#### [WHAT THIS TASK INVOLVES]
Copy the data exactly; pictures stay out of the copy.

#### [DATA EXTRACT]
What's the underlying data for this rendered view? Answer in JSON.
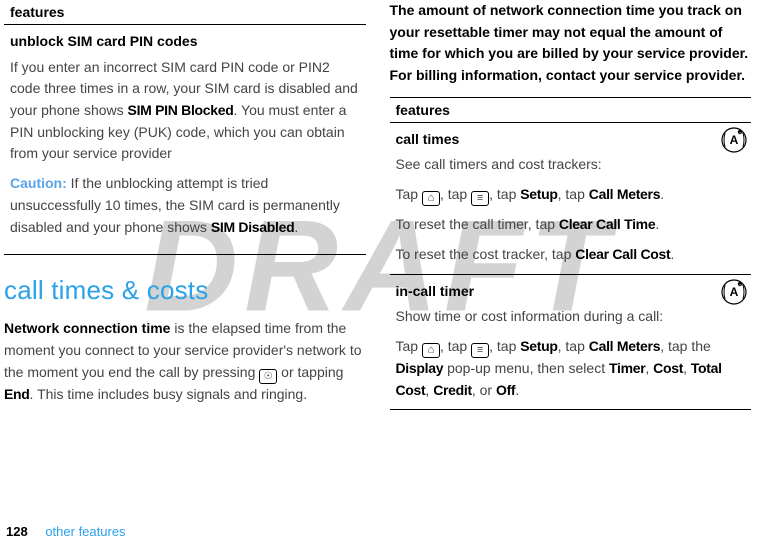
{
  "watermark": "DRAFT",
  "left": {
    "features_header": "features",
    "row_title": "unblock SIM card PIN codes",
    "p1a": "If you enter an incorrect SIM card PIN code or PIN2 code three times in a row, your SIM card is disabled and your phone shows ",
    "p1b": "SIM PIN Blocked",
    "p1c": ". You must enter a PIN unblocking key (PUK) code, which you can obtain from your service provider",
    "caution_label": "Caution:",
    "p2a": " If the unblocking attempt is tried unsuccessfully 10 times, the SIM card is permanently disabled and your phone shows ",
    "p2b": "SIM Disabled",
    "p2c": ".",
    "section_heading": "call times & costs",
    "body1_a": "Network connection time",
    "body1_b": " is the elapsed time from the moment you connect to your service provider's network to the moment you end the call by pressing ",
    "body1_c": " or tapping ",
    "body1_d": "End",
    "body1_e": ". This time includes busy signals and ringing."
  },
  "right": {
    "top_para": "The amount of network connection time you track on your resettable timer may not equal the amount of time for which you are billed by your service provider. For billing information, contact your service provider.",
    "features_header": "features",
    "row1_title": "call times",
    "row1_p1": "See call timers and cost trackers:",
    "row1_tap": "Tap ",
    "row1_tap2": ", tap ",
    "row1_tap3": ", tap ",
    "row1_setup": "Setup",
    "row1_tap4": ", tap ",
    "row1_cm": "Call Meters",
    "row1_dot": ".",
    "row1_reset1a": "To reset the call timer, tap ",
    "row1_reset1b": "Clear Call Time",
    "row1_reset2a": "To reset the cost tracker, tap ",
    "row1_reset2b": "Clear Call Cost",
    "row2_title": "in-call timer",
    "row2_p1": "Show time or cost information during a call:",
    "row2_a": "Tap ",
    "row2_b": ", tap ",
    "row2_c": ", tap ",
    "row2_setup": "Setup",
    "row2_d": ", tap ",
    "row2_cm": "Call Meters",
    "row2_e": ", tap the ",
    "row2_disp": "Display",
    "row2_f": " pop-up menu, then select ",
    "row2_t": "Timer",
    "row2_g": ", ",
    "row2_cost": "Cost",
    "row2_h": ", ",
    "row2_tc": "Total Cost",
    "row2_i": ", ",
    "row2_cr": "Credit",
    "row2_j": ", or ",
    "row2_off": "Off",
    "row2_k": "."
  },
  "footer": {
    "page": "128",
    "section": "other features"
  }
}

#### [FULL RESPONSE]
What's the underlying data for this rendered view? Answer in JSON.
{
  "watermark": "DRAFT",
  "left": {
    "features_header": "features",
    "row_title": "unblock SIM card PIN codes",
    "p1a": "If you enter an incorrect SIM card PIN code or PIN2 code three times in a row, your SIM card is disabled and your phone shows ",
    "p1b": "SIM PIN Blocked",
    "p1c": ". You must enter a PIN unblocking key (PUK) code, which you can obtain from your service provider",
    "caution_label": "Caution:",
    "p2a": " If the unblocking attempt is tried unsuccessfully 10 times, the SIM card is permanently disabled and your phone shows ",
    "p2b": "SIM Disabled",
    "p2c": ".",
    "section_heading": "call times & costs",
    "body1_a": "Network connection time",
    "body1_b": " is the elapsed time from the moment you connect to your service provider's network to the moment you end the call by pressing ",
    "body1_c": " or tapping ",
    "body1_d": "End",
    "body1_e": ". This time includes busy signals and ringing."
  },
  "right": {
    "top_para": "The amount of network connection time you track on your resettable timer may not equal the amount of time for which you are billed by your service provider. For billing information, contact your service provider.",
    "features_header": "features",
    "row1_title": "call times",
    "row1_p1": "See call timers and cost trackers:",
    "row1_tap": "Tap ",
    "row1_tap2": ", tap ",
    "row1_tap3": ", tap ",
    "row1_setup": "Setup",
    "row1_tap4": ", tap ",
    "row1_cm": "Call Meters",
    "row1_dot": ".",
    "row1_reset1a": "To reset the call timer, tap ",
    "row1_reset1b": "Clear Call Time",
    "row1_reset2a": "To reset the cost tracker, tap ",
    "row1_reset2b": "Clear Call Cost",
    "row2_title": "in-call timer",
    "row2_p1": "Show time or cost information during a call:",
    "row2_a": "Tap ",
    "row2_b": ", tap ",
    "row2_c": ", tap ",
    "row2_setup": "Setup",
    "row2_d": ", tap ",
    "row2_cm": "Call Meters",
    "row2_e": ", tap the ",
    "row2_disp": "Display",
    "row2_f": " pop-up menu, then select ",
    "row2_t": "Timer",
    "row2_g": ", ",
    "row2_cost": "Cost",
    "row2_h": ", ",
    "row2_tc": "Total Cost",
    "row2_i": ", ",
    "row2_cr": "Credit",
    "row2_j": ", or ",
    "row2_off": "Off",
    "row2_k": "."
  },
  "footer": {
    "page": "128",
    "section": "other features"
  }
}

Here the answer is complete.